■ **GIVEN EXERCISE**
Copy each line below exactly and leave the pictures out.

--- EXTRACTED MATERIAL ---

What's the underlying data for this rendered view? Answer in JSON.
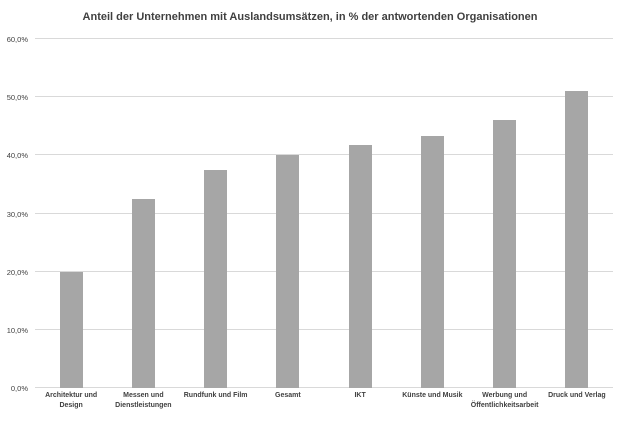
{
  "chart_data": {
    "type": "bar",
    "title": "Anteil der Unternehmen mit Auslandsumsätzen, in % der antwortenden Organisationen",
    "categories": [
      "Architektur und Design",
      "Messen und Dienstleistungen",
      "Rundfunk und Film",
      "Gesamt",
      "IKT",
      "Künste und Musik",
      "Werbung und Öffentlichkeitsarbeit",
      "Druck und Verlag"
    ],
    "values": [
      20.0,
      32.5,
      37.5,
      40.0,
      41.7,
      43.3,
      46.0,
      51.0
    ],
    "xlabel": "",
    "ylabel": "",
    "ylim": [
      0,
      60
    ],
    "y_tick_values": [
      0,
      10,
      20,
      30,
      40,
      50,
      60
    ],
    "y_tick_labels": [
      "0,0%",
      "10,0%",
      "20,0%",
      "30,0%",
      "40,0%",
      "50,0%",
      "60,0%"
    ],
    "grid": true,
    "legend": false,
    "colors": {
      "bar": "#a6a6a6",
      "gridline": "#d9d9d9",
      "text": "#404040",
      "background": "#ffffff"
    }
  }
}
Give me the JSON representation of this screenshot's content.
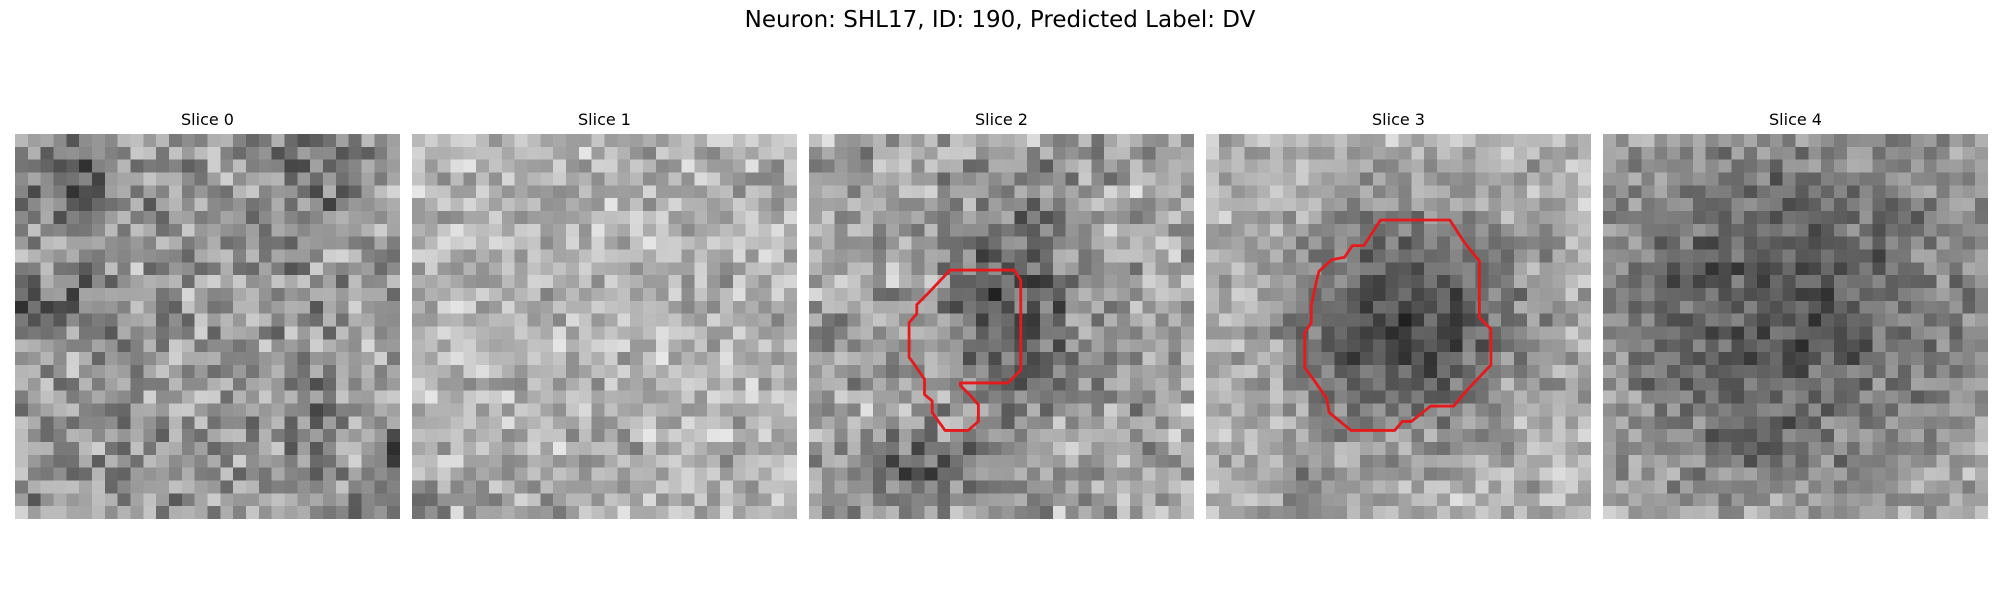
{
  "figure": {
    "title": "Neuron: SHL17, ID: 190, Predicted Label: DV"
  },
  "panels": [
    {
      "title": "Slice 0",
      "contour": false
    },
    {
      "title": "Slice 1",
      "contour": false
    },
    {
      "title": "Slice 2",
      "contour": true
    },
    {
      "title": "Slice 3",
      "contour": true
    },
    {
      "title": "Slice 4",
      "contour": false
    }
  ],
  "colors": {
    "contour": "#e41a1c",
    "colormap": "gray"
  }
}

---

■ **PROBLEM SOLUTION**
What's the underlying data for this rendered view? Answer in JSON.
{
  "chart_data": {
    "type": "bar",
    "title": "Anteil der Unternehmen mit Auslandsumsätzen, in % der antwortenden Organisationen",
    "categories": [
      "Architektur und Design",
      "Messen und Dienstleistungen",
      "Rundfunk und Film",
      "Gesamt",
      "IKT",
      "Künste und Musik",
      "Werbung und Öffentlichkeitsarbeit",
      "Druck und Verlag"
    ],
    "values": [
      20.0,
      32.5,
      37.5,
      40.0,
      41.7,
      43.3,
      46.0,
      51.0
    ],
    "xlabel": "",
    "ylabel": "",
    "ylim": [
      0,
      60
    ],
    "y_tick_values": [
      0,
      10,
      20,
      30,
      40,
      50,
      60
    ],
    "y_tick_labels": [
      "0,0%",
      "10,0%",
      "20,0%",
      "30,0%",
      "40,0%",
      "50,0%",
      "60,0%"
    ],
    "grid": true,
    "legend": false,
    "colors": {
      "bar": "#a6a6a6",
      "gridline": "#d9d9d9",
      "text": "#404040",
      "background": "#ffffff"
    }
  }
}
Give me the JSON representation of this screenshot's content.
{
  "figure": {
    "title": "Neuron: SHL17, ID: 190, Predicted Label: DV"
  },
  "panels": [
    {
      "title": "Slice 0",
      "contour": false
    },
    {
      "title": "Slice 1",
      "contour": false
    },
    {
      "title": "Slice 2",
      "contour": true
    },
    {
      "title": "Slice 3",
      "contour": true
    },
    {
      "title": "Slice 4",
      "contour": false
    }
  ],
  "colors": {
    "contour": "#e41a1c",
    "colormap": "gray"
  }
}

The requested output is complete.